WHAT IS ASKED: Using the listing below, give the number of lines where "Temperature" appears, and nothing else.

>>>>>

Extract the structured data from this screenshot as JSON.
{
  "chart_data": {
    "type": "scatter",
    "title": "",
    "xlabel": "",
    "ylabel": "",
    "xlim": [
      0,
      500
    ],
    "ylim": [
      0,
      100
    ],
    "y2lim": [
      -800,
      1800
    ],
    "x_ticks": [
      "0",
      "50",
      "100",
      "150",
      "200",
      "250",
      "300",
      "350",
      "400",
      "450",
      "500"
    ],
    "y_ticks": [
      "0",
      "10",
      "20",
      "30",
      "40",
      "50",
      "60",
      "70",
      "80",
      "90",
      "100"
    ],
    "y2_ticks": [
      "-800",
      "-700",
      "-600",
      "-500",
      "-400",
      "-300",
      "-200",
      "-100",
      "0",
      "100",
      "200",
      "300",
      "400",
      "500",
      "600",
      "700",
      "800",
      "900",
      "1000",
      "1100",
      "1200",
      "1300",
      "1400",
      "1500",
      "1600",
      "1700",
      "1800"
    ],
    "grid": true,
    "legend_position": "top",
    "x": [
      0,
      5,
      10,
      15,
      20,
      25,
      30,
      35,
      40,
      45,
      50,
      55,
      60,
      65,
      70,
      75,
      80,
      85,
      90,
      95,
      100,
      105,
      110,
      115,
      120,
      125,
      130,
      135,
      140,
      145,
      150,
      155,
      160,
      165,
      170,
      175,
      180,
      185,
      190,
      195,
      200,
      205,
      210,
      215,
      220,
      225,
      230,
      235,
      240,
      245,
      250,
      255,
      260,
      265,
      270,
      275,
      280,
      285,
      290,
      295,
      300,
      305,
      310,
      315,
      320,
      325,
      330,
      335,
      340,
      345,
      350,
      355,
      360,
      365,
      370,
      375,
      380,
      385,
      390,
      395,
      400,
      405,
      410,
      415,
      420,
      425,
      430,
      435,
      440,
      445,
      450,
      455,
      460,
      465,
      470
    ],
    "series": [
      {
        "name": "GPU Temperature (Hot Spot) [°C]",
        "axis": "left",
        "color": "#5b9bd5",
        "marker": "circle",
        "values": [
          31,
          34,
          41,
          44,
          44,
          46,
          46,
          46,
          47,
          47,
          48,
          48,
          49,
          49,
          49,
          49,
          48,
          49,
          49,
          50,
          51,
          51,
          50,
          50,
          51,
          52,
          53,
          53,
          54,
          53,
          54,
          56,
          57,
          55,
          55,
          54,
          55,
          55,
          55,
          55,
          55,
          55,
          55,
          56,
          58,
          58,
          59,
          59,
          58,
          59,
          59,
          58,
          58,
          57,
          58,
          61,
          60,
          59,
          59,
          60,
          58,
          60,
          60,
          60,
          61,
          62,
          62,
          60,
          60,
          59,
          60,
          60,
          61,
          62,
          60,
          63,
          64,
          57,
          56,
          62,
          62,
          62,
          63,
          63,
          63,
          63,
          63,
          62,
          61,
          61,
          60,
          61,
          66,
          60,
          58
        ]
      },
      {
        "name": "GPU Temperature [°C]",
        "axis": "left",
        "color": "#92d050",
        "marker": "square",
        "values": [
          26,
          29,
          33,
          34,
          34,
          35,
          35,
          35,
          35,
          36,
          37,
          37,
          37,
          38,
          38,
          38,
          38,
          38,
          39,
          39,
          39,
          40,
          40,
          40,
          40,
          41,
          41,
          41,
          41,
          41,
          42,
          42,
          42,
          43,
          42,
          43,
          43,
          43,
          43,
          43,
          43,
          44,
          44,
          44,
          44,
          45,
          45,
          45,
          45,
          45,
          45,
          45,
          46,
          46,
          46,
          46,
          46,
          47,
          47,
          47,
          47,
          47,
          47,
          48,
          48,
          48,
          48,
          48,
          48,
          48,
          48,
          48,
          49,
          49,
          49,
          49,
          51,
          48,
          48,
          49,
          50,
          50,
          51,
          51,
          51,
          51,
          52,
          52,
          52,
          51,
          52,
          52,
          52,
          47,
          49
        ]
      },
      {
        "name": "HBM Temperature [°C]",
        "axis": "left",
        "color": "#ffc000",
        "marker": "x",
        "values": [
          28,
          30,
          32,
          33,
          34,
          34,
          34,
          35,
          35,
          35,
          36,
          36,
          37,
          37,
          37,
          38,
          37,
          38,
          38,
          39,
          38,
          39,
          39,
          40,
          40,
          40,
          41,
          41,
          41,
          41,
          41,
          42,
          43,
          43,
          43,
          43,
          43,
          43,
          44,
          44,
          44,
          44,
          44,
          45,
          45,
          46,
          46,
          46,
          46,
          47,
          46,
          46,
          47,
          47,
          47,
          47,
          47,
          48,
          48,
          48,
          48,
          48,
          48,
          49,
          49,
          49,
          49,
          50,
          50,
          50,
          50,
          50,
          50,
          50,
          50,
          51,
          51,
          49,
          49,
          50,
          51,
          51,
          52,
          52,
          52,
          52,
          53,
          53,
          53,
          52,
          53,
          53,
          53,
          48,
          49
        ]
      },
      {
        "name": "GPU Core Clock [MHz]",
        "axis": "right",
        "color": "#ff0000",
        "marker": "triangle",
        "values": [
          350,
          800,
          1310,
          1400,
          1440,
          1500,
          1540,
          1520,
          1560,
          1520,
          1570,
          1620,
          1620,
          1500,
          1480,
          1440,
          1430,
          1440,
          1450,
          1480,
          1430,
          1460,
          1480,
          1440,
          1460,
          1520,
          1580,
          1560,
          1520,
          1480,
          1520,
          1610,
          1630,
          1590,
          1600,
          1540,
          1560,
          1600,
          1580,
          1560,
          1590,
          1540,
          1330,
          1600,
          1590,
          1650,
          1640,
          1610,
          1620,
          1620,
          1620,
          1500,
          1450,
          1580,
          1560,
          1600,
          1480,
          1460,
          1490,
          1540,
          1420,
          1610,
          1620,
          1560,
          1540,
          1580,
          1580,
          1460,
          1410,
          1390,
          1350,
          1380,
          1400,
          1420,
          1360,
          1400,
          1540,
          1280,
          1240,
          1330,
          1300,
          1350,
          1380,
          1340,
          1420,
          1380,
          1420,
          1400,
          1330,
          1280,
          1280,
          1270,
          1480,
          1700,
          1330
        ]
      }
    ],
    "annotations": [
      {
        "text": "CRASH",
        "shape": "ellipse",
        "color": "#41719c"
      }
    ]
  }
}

<<<<<

REPLY: 3